▸ SUPPLIED MATERIAL:

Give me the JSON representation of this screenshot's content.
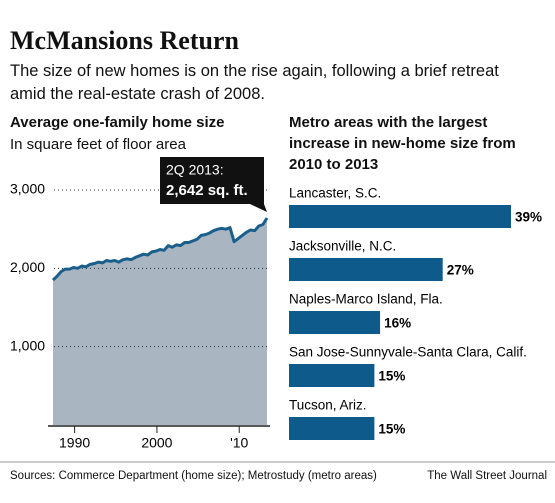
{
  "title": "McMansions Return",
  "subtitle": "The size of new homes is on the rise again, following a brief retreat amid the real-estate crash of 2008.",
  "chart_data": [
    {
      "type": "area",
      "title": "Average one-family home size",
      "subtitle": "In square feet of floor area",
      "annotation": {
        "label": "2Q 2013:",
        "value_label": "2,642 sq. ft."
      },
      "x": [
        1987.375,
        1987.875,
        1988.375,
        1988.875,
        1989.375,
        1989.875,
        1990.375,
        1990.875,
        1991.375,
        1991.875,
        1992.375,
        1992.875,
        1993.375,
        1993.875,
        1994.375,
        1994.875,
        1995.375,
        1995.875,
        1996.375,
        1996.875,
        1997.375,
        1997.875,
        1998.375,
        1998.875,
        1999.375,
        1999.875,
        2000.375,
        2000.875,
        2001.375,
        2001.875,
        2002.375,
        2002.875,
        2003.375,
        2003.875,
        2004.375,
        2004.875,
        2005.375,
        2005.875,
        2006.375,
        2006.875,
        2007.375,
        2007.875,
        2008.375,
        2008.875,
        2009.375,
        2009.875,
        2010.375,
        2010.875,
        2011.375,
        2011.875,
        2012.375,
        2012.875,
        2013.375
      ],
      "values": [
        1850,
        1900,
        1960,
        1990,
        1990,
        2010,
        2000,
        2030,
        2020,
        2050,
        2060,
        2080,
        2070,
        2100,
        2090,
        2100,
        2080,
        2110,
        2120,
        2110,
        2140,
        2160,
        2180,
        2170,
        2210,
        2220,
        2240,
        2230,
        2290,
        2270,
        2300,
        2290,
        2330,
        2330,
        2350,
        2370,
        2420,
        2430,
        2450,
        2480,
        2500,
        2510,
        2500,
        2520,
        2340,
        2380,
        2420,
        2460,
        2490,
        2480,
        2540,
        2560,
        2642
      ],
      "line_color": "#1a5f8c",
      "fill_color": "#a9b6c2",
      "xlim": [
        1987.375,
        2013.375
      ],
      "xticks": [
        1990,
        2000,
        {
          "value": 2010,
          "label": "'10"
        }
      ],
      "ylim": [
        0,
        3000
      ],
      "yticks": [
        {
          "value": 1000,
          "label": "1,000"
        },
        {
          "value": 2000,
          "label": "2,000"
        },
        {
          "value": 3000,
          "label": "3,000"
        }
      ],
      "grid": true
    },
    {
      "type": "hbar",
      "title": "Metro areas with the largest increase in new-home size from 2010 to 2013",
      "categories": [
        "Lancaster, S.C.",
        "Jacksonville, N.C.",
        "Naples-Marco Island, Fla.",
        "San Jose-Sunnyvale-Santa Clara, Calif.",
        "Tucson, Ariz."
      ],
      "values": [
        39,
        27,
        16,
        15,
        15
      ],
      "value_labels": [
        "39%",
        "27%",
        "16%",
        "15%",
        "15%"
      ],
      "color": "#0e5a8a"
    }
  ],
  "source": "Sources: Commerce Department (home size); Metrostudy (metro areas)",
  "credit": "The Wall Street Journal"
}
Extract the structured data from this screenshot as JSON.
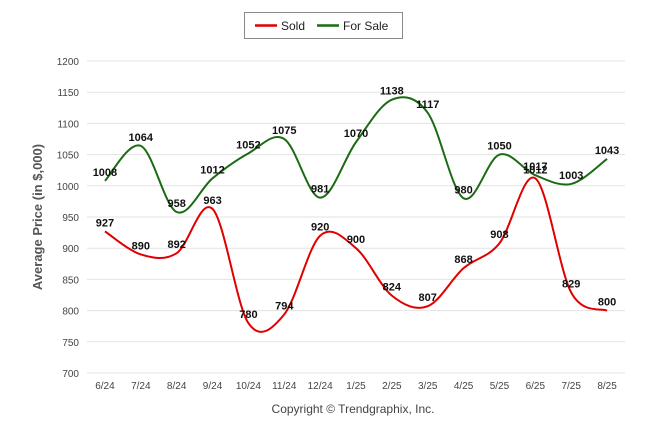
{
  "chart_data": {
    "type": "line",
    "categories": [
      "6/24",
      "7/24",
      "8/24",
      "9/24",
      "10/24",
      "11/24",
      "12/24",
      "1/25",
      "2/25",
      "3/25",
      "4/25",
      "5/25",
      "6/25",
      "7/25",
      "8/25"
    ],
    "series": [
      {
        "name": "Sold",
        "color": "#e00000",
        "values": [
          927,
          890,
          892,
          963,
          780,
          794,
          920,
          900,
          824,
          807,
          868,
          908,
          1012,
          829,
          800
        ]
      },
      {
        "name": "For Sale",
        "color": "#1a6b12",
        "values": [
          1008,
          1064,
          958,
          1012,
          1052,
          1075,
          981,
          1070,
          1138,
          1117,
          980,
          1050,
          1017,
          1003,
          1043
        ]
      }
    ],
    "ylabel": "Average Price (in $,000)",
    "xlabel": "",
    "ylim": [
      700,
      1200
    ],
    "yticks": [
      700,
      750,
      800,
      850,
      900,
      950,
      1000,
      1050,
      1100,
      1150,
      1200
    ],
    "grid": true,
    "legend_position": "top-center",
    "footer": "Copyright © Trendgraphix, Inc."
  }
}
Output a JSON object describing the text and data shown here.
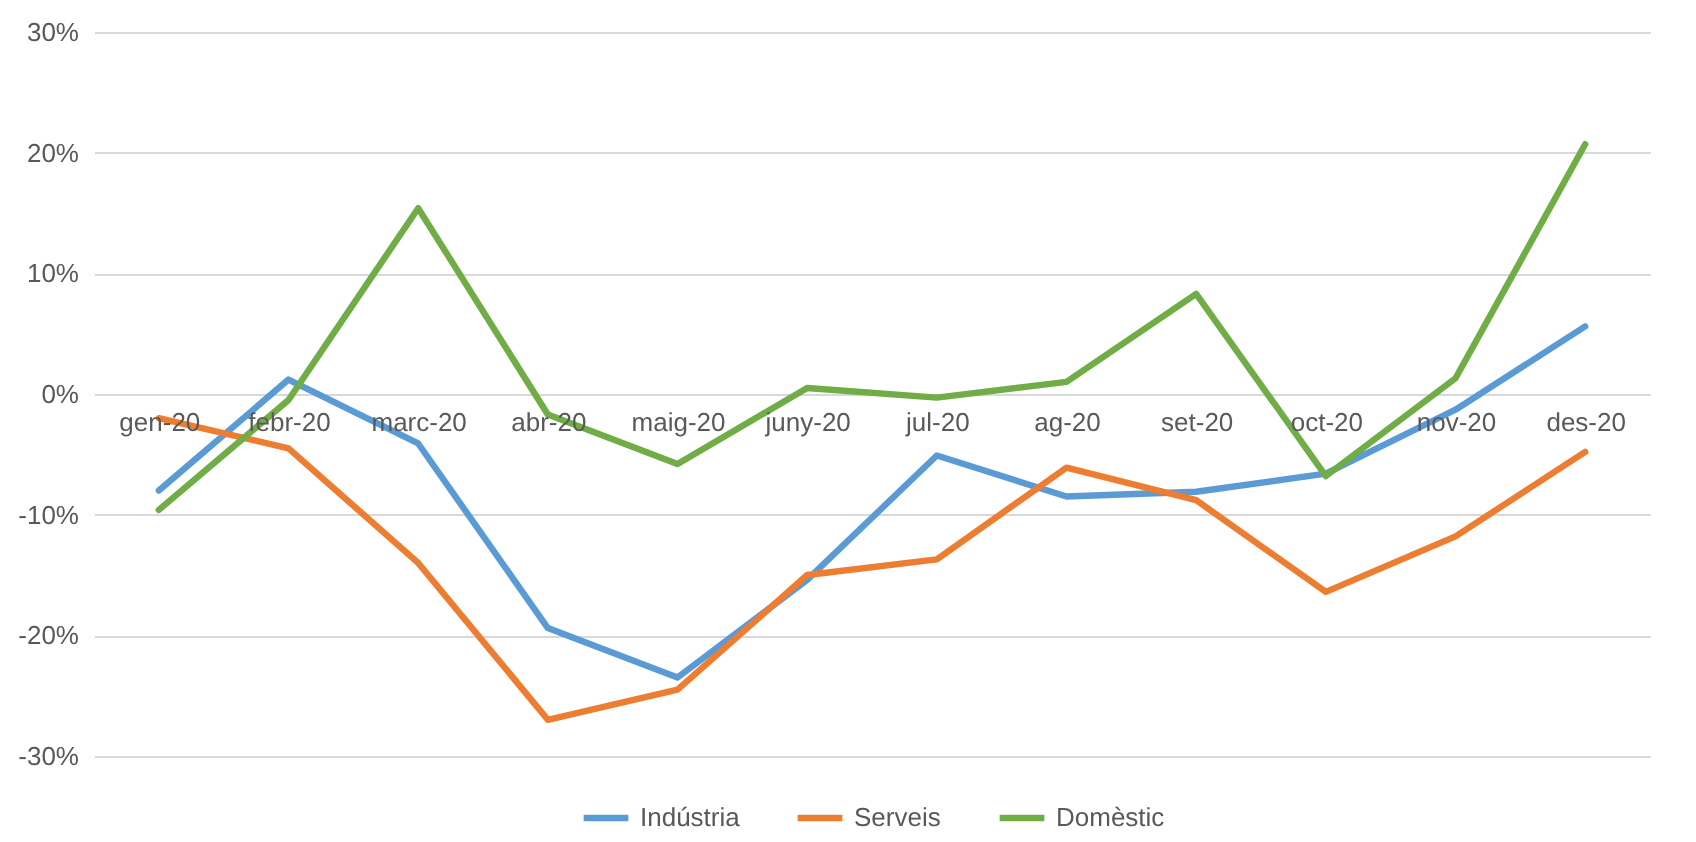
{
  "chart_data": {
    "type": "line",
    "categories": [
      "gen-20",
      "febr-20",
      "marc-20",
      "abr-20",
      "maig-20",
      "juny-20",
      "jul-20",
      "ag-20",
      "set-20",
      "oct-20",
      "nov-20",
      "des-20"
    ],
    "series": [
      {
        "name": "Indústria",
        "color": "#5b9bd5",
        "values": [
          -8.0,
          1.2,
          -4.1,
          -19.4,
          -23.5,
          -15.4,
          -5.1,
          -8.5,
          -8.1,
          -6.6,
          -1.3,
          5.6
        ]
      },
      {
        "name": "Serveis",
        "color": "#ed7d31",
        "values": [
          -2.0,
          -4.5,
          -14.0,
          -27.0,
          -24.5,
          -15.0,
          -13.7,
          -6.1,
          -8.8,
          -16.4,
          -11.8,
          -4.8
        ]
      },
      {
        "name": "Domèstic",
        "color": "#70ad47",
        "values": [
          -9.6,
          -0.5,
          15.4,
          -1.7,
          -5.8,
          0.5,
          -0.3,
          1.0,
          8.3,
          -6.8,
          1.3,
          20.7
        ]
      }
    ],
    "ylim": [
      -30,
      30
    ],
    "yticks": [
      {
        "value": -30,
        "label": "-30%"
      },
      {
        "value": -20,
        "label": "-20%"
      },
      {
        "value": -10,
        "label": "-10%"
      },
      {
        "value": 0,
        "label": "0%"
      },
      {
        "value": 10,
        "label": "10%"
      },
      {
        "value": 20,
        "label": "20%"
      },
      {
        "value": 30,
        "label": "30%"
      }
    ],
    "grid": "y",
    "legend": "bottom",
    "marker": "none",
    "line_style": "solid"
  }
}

▸ WORK TO DO: Your copy should repeat each entry above exactly but contain no pictures.

▸ EXPECTED ANSWER:
Give me the JSON representation of this screenshot's content.
{
  "title": "McMansions Return",
  "subtitle": "The size of new homes is on the rise again, following a brief retreat amid the real-estate crash of 2008.",
  "chart_data": [
    {
      "type": "area",
      "title": "Average one-family home size",
      "subtitle": "In square feet of floor area",
      "annotation": {
        "label": "2Q 2013:",
        "value_label": "2,642 sq. ft."
      },
      "x": [
        1987.375,
        1987.875,
        1988.375,
        1988.875,
        1989.375,
        1989.875,
        1990.375,
        1990.875,
        1991.375,
        1991.875,
        1992.375,
        1992.875,
        1993.375,
        1993.875,
        1994.375,
        1994.875,
        1995.375,
        1995.875,
        1996.375,
        1996.875,
        1997.375,
        1997.875,
        1998.375,
        1998.875,
        1999.375,
        1999.875,
        2000.375,
        2000.875,
        2001.375,
        2001.875,
        2002.375,
        2002.875,
        2003.375,
        2003.875,
        2004.375,
        2004.875,
        2005.375,
        2005.875,
        2006.375,
        2006.875,
        2007.375,
        2007.875,
        2008.375,
        2008.875,
        2009.375,
        2009.875,
        2010.375,
        2010.875,
        2011.375,
        2011.875,
        2012.375,
        2012.875,
        2013.375
      ],
      "values": [
        1850,
        1900,
        1960,
        1990,
        1990,
        2010,
        2000,
        2030,
        2020,
        2050,
        2060,
        2080,
        2070,
        2100,
        2090,
        2100,
        2080,
        2110,
        2120,
        2110,
        2140,
        2160,
        2180,
        2170,
        2210,
        2220,
        2240,
        2230,
        2290,
        2270,
        2300,
        2290,
        2330,
        2330,
        2350,
        2370,
        2420,
        2430,
        2450,
        2480,
        2500,
        2510,
        2500,
        2520,
        2340,
        2380,
        2420,
        2460,
        2490,
        2480,
        2540,
        2560,
        2642
      ],
      "line_color": "#1a5f8c",
      "fill_color": "#a9b6c2",
      "xlim": [
        1987.375,
        2013.375
      ],
      "xticks": [
        1990,
        2000,
        {
          "value": 2010,
          "label": "'10"
        }
      ],
      "ylim": [
        0,
        3000
      ],
      "yticks": [
        {
          "value": 1000,
          "label": "1,000"
        },
        {
          "value": 2000,
          "label": "2,000"
        },
        {
          "value": 3000,
          "label": "3,000"
        }
      ],
      "grid": true
    },
    {
      "type": "hbar",
      "title": "Metro areas with the largest increase in new-home size from 2010 to 2013",
      "categories": [
        "Lancaster, S.C.",
        "Jacksonville, N.C.",
        "Naples-Marco Island, Fla.",
        "San Jose-Sunnyvale-Santa Clara, Calif.",
        "Tucson, Ariz."
      ],
      "values": [
        39,
        27,
        16,
        15,
        15
      ],
      "value_labels": [
        "39%",
        "27%",
        "16%",
        "15%",
        "15%"
      ],
      "color": "#0e5a8a"
    }
  ],
  "source": "Sources: Commerce Department (home size); Metrostudy (metro areas)",
  "credit": "The Wall Street Journal"
}
Extract the structured data from this screenshot as JSON.
{
  "chart_data": {
    "type": "line",
    "categories": [
      "6/24",
      "7/24",
      "8/24",
      "9/24",
      "10/24",
      "11/24",
      "12/24",
      "1/25",
      "2/25",
      "3/25",
      "4/25",
      "5/25",
      "6/25",
      "7/25",
      "8/25"
    ],
    "series": [
      {
        "name": "Sold",
        "color": "#e00000",
        "values": [
          927,
          890,
          892,
          963,
          780,
          794,
          920,
          900,
          824,
          807,
          868,
          908,
          1012,
          829,
          800
        ]
      },
      {
        "name": "For Sale",
        "color": "#1a6b12",
        "values": [
          1008,
          1064,
          958,
          1012,
          1052,
          1075,
          981,
          1070,
          1138,
          1117,
          980,
          1050,
          1017,
          1003,
          1043
        ]
      }
    ],
    "ylabel": "Average Price (in $,000)",
    "xlabel": "",
    "ylim": [
      700,
      1200
    ],
    "yticks": [
      700,
      750,
      800,
      850,
      900,
      950,
      1000,
      1050,
      1100,
      1150,
      1200
    ],
    "grid": true,
    "legend_position": "top-center",
    "footer": "Copyright © Trendgraphix, Inc."
  }
}
Output a JSON object describing the text and data shown here.
{
  "chart_data": {
    "type": "line",
    "categories": [
      "gen-20",
      "febr-20",
      "marc-20",
      "abr-20",
      "maig-20",
      "juny-20",
      "jul-20",
      "ag-20",
      "set-20",
      "oct-20",
      "nov-20",
      "des-20"
    ],
    "series": [
      {
        "name": "Indústria",
        "color": "#5b9bd5",
        "values": [
          -8.0,
          1.2,
          -4.1,
          -19.4,
          -23.5,
          -15.4,
          -5.1,
          -8.5,
          -8.1,
          -6.6,
          -1.3,
          5.6
        ]
      },
      {
        "name": "Serveis",
        "color": "#ed7d31",
        "values": [
          -2.0,
          -4.5,
          -14.0,
          -27.0,
          -24.5,
          -15.0,
          -13.7,
          -6.1,
          -8.8,
          -16.4,
          -11.8,
          -4.8
        ]
      },
      {
        "name": "Domèstic",
        "color": "#70ad47",
        "values": [
          -9.6,
          -0.5,
          15.4,
          -1.7,
          -5.8,
          0.5,
          -0.3,
          1.0,
          8.3,
          -6.8,
          1.3,
          20.7
        ]
      }
    ],
    "ylim": [
      -30,
      30
    ],
    "yticks": [
      {
        "value": -30,
        "label": "-30%"
      },
      {
        "value": -20,
        "label": "-20%"
      },
      {
        "value": -10,
        "label": "-10%"
      },
      {
        "value": 0,
        "label": "0%"
      },
      {
        "value": 10,
        "label": "10%"
      },
      {
        "value": 20,
        "label": "20%"
      },
      {
        "value": 30,
        "label": "30%"
      }
    ],
    "grid": "y",
    "legend": "bottom",
    "marker": "none",
    "line_style": "solid"
  }
}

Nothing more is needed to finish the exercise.